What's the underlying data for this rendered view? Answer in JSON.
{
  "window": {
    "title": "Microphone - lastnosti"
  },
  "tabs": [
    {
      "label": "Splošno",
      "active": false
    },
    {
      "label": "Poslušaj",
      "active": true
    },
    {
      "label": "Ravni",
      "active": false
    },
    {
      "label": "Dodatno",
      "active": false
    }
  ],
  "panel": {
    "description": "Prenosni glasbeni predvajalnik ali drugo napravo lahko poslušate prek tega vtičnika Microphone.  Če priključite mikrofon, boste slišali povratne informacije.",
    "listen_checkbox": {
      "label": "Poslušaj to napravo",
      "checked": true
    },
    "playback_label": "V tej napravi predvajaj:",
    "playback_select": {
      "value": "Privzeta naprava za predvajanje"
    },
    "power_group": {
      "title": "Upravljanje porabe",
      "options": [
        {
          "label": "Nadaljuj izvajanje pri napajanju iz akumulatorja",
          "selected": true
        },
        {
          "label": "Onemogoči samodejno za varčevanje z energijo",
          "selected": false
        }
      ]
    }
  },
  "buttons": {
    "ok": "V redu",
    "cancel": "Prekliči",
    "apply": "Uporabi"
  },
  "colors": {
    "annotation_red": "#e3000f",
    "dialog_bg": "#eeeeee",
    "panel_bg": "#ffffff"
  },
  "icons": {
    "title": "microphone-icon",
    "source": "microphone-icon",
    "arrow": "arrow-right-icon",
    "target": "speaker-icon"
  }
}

=== Requirements ===
Reproduce all of the records exactly.

=== Expected output ===
What's the underlying data for this rendered view? Answer in JSON.
{
  "window": {
    "title": "Microphone - lastnosti"
  },
  "tabs": [
    {
      "label": "Splošno",
      "active": false
    },
    {
      "label": "Poslušaj",
      "active": true
    },
    {
      "label": "Ravni",
      "active": false
    },
    {
      "label": "Dodatno",
      "active": false
    }
  ],
  "panel": {
    "description": "Prenosni glasbeni predvajalnik ali drugo napravo lahko poslušate prek tega vtičnika Microphone.  Če priključite mikrofon, boste slišali povratne informacije.",
    "listen_checkbox": {
      "label": "Poslušaj to napravo",
      "checked": true
    },
    "playback_label": "V tej napravi predvajaj:",
    "playback_select": {
      "value": "Privzeta naprava za predvajanje"
    },
    "power_group": {
      "title": "Upravljanje porabe",
      "options": [
        {
          "label": "Nadaljuj izvajanje pri napajanju iz akumulatorja",
          "selected": true
        },
        {
          "label": "Onemogoči samodejno za varčevanje z energijo",
          "selected": false
        }
      ]
    }
  },
  "buttons": {
    "ok": "V redu",
    "cancel": "Prekliči",
    "apply": "Uporabi"
  },
  "colors": {
    "annotation_red": "#e3000f",
    "dialog_bg": "#eeeeee",
    "panel_bg": "#ffffff"
  },
  "icons": {
    "title": "microphone-icon",
    "source": "microphone-icon",
    "arrow": "arrow-right-icon",
    "target": "speaker-icon"
  }
}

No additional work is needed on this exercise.